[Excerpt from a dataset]

++++++++++

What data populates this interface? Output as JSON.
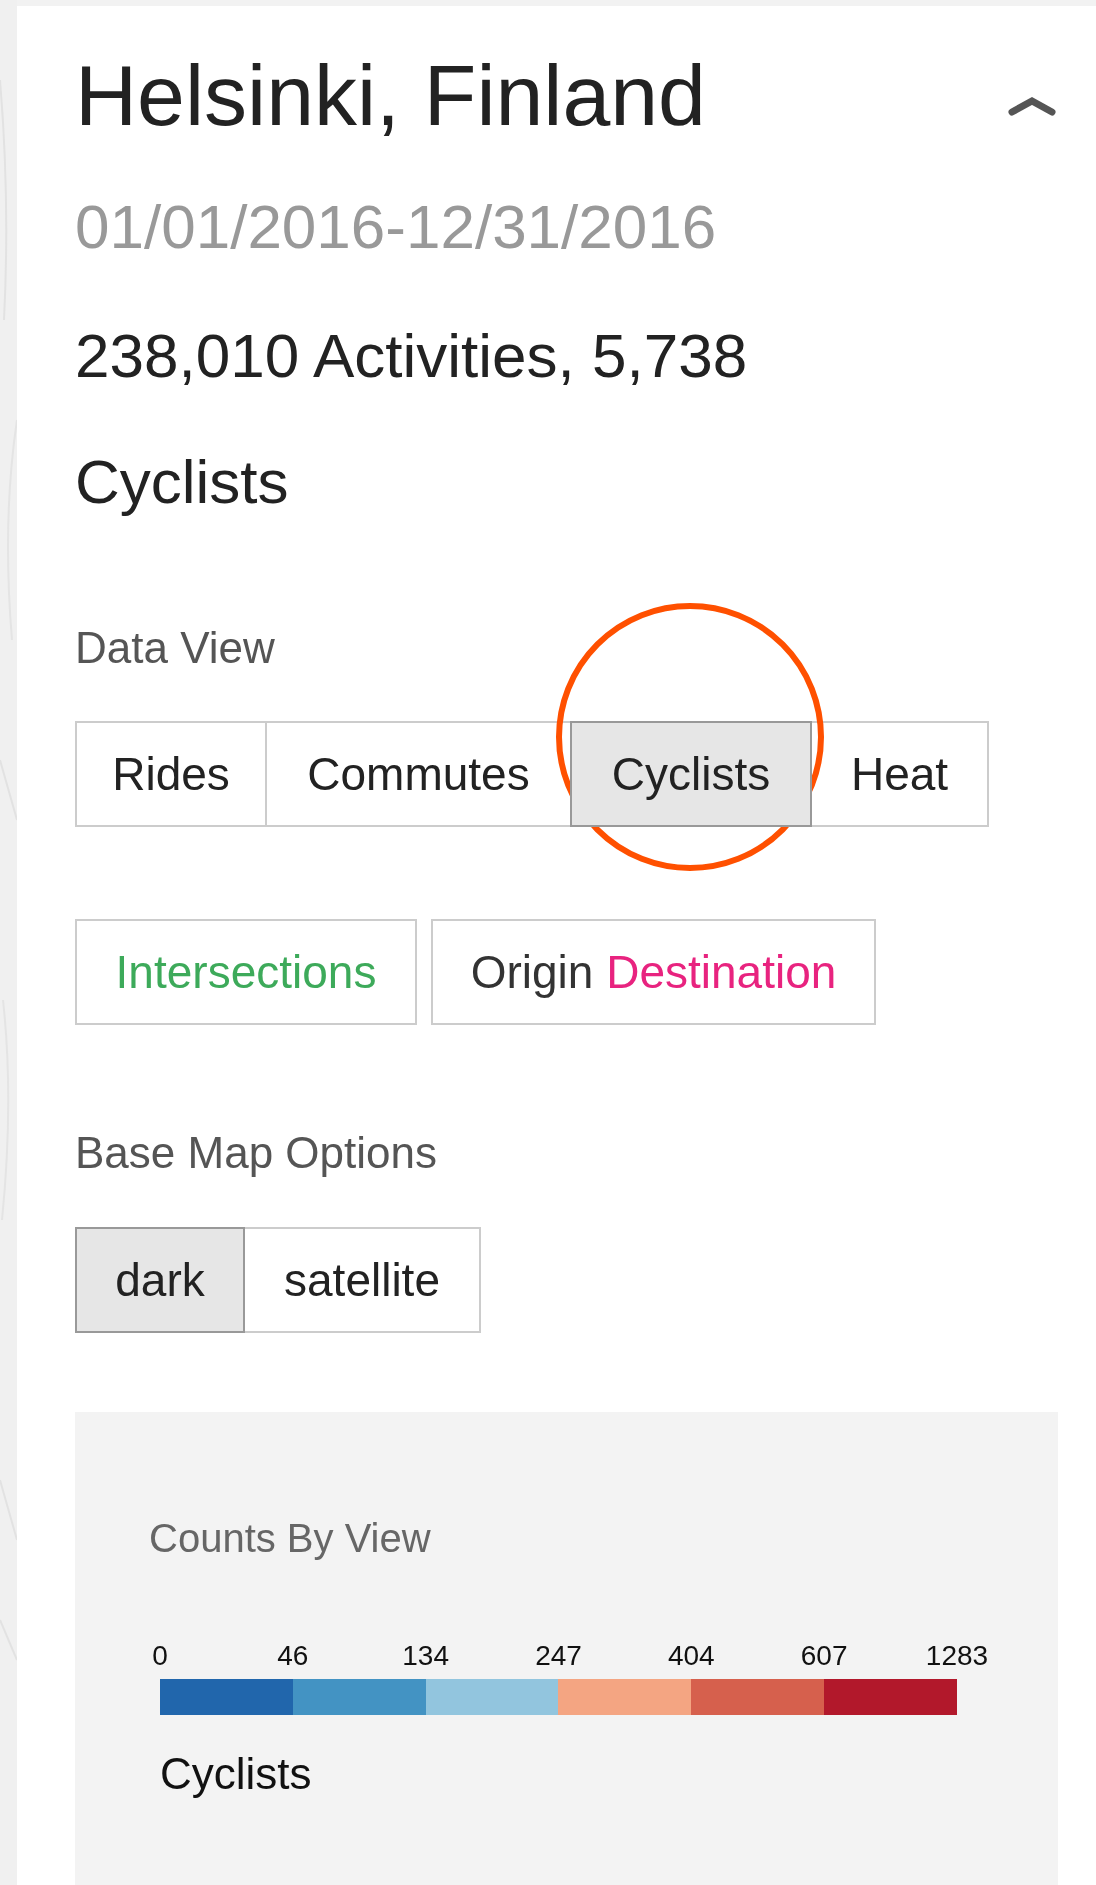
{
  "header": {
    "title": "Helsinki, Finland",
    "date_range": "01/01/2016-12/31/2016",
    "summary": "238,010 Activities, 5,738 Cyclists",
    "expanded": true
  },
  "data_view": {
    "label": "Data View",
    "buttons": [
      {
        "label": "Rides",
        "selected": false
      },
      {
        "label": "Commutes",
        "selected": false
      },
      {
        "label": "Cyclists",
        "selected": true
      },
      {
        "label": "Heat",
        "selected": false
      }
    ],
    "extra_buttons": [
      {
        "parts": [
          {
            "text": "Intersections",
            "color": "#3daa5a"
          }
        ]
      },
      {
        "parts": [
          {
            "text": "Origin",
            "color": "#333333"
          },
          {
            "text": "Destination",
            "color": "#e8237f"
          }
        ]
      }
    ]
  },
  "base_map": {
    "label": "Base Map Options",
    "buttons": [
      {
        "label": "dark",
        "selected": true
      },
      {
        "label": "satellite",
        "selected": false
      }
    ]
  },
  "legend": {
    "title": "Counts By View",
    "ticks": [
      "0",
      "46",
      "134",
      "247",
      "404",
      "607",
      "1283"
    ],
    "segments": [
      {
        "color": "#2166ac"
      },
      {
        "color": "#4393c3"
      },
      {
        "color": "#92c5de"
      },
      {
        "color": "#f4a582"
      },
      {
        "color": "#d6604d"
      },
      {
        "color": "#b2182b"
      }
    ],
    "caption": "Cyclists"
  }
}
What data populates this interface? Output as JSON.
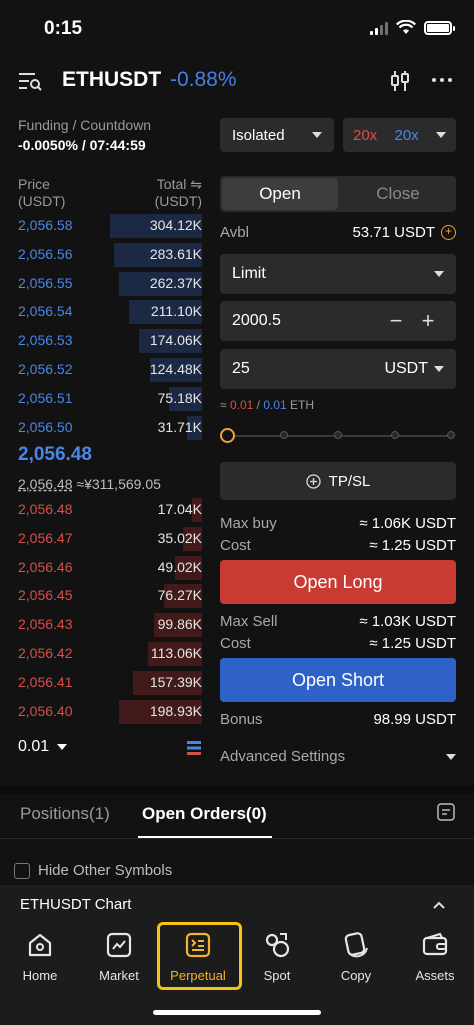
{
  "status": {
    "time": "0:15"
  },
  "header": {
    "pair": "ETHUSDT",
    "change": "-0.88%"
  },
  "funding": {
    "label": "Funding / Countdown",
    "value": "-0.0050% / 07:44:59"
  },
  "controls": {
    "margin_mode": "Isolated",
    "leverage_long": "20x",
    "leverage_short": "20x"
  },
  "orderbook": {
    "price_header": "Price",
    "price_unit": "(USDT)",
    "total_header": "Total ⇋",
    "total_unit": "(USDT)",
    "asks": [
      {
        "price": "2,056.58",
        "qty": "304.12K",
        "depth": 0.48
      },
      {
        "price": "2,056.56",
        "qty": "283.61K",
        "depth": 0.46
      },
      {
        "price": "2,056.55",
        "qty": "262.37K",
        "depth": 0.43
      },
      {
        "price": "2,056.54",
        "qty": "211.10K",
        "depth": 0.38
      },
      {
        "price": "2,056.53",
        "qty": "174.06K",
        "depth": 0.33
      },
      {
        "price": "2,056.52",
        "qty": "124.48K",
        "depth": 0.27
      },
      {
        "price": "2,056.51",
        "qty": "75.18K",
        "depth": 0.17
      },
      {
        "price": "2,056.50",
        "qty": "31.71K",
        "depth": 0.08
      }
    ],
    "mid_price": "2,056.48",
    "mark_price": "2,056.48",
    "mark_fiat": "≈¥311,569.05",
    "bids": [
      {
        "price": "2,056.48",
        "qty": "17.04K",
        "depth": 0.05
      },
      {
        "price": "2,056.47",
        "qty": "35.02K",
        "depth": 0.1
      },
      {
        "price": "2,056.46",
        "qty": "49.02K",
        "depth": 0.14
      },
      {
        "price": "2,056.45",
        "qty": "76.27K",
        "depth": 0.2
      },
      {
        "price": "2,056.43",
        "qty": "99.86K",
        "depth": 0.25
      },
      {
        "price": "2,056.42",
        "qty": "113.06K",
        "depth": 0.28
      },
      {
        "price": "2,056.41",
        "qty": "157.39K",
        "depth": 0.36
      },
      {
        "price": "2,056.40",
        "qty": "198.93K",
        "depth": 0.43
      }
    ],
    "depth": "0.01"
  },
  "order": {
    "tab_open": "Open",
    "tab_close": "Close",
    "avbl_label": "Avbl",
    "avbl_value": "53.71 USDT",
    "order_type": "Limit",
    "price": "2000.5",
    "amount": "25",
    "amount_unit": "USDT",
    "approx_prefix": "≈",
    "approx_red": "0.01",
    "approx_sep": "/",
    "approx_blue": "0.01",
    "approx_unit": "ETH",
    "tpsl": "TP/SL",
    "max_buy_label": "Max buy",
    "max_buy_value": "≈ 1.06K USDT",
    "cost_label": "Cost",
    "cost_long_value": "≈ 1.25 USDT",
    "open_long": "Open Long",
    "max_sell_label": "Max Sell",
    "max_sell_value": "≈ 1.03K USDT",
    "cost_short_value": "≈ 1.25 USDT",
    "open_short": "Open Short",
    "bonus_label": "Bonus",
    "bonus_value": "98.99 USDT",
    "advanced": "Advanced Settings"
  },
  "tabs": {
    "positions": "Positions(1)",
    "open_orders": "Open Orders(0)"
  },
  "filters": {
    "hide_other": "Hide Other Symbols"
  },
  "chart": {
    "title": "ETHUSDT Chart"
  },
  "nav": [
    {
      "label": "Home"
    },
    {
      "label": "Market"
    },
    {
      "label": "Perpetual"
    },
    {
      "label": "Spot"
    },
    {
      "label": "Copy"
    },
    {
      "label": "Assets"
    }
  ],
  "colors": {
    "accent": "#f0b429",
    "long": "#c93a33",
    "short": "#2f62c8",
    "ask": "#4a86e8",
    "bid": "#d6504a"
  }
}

++++++++++

• **Written task**:
Copy each line of the listing that contains the string "Open".

• **Solution to this task**:
    "tab_open": "Open",
    "open_long": "Open Long",
    "open_short": "Open Short",
    "open_orders": "Open Orders(0)"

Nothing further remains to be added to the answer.